## [Task goal]
Transcribe every line of the records verbatim.
#### Data lines
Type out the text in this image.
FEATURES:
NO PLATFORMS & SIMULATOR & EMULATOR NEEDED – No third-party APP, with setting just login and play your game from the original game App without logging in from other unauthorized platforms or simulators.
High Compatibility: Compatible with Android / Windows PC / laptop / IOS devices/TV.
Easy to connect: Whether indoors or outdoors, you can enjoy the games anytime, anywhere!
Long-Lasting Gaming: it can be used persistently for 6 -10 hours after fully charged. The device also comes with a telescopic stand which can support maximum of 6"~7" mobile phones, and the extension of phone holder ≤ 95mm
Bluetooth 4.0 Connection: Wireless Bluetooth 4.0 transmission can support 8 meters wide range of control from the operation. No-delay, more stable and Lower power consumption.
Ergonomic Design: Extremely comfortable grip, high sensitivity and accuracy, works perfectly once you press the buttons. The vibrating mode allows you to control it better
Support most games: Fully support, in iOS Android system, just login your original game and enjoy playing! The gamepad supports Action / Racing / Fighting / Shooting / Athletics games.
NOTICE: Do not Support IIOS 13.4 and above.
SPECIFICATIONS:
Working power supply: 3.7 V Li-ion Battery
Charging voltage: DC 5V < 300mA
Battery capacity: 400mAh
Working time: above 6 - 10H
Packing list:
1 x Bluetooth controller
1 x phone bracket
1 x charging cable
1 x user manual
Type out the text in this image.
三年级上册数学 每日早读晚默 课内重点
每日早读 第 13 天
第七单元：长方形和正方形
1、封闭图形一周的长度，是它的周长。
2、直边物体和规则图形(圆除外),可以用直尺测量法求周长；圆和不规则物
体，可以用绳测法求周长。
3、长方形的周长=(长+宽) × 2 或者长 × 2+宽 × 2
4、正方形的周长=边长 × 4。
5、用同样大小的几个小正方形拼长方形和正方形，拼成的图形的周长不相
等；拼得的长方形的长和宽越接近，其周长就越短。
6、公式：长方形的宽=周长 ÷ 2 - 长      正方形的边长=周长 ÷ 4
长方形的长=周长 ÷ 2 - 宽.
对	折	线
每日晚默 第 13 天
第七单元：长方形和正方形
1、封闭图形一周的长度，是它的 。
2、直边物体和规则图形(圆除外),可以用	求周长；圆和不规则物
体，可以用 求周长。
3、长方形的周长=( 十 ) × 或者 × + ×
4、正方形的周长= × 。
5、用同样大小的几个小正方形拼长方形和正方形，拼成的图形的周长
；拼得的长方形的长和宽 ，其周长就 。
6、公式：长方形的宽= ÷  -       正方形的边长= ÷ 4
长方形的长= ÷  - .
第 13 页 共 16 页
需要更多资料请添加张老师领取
########
## [Expected output]
Type out the text in this image.
FEATURES:
NO PLATFORMS & SIMULATOR & EMULATOR NEEDED – No third-party APP, with setting just login and play your game from the original game App without logging in from other unauthorized platforms or simulators.
High Compatibility: Compatible with Android / Windows PC / laptop / IOS devices/TV.
Easy to connect: Whether indoors or outdoors, you can enjoy the games anytime, anywhere!
Long-Lasting Gaming: it can be used persistently for 6 -10 hours after fully charged. The device also comes with a telescopic stand which can support maximum of 6"~7" mobile phones, and the extension of phone holder ≤ 95mm
Bluetooth 4.0 Connection: Wireless Bluetooth 4.0 transmission can support 8 meters wide range of control from the operation. No-delay, more stable and Lower power consumption.
Ergonomic Design: Extremely comfortable grip, high sensitivity and accuracy, works perfectly once you press the buttons. The vibrating mode allows you to control it better
Support most games: Fully support, in iOS Android system, just login your original game and enjoy playing! The gamepad supports Action / Racing / Fighting / Shooting / Athletics games.
NOTICE: Do not Support IIOS 13.4 and above.
SPECIFICATIONS:
Working power supply: 3.7 V Li-ion Battery
Charging voltage: DC 5V < 300mA
Battery capacity: 400mAh
Working time: above 6 - 10H
Packing list:
1 x Bluetooth controller
1 x phone bracket
1 x charging cable
1 x user manual
Type out the text in this image.
三年级上册数学 每日早读晚默 课内重点
每日早读 第 13 天
第七单元：长方形和正方形
1、封闭图形一周的长度，是它的周长。
2、直边物体和规则图形(圆除外),可以用直尺测量法求周长；圆和不规则物
体，可以用绳测法求周长。
3、长方形的周长=(长+宽) × 2 或者长 × 2+宽 × 2
4、正方形的周长=边长 × 4。
5、用同样大小的几个小正方形拼长方形和正方形，拼成的图形的周长不相
等；拼得的长方形的长和宽越接近，其周长就越短。
6、公式：长方形的宽=周长 ÷ 2 - 长      正方形的边长=周长 ÷ 4
长方形的长=周长 ÷ 2 - 宽.
对	折	线
每日晚默 第 13 天
第七单元：长方形和正方形
1、封闭图形一周的长度，是它的 。
2、直边物体和规则图形(圆除外),可以用	求周长；圆和不规则物
体，可以用 求周长。
3、长方形的周长=( 十 ) × 或者 × + ×
4、正方形的周长= × 。
5、用同样大小的几个小正方形拼长方形和正方形，拼成的图形的周长
；拼得的长方形的长和宽 ，其周长就 。
6、公式：长方形的宽= ÷  -       正方形的边长= ÷ 4
长方形的长= ÷  - .
第 13 页 共 16 页
需要更多资料请添加张老师领取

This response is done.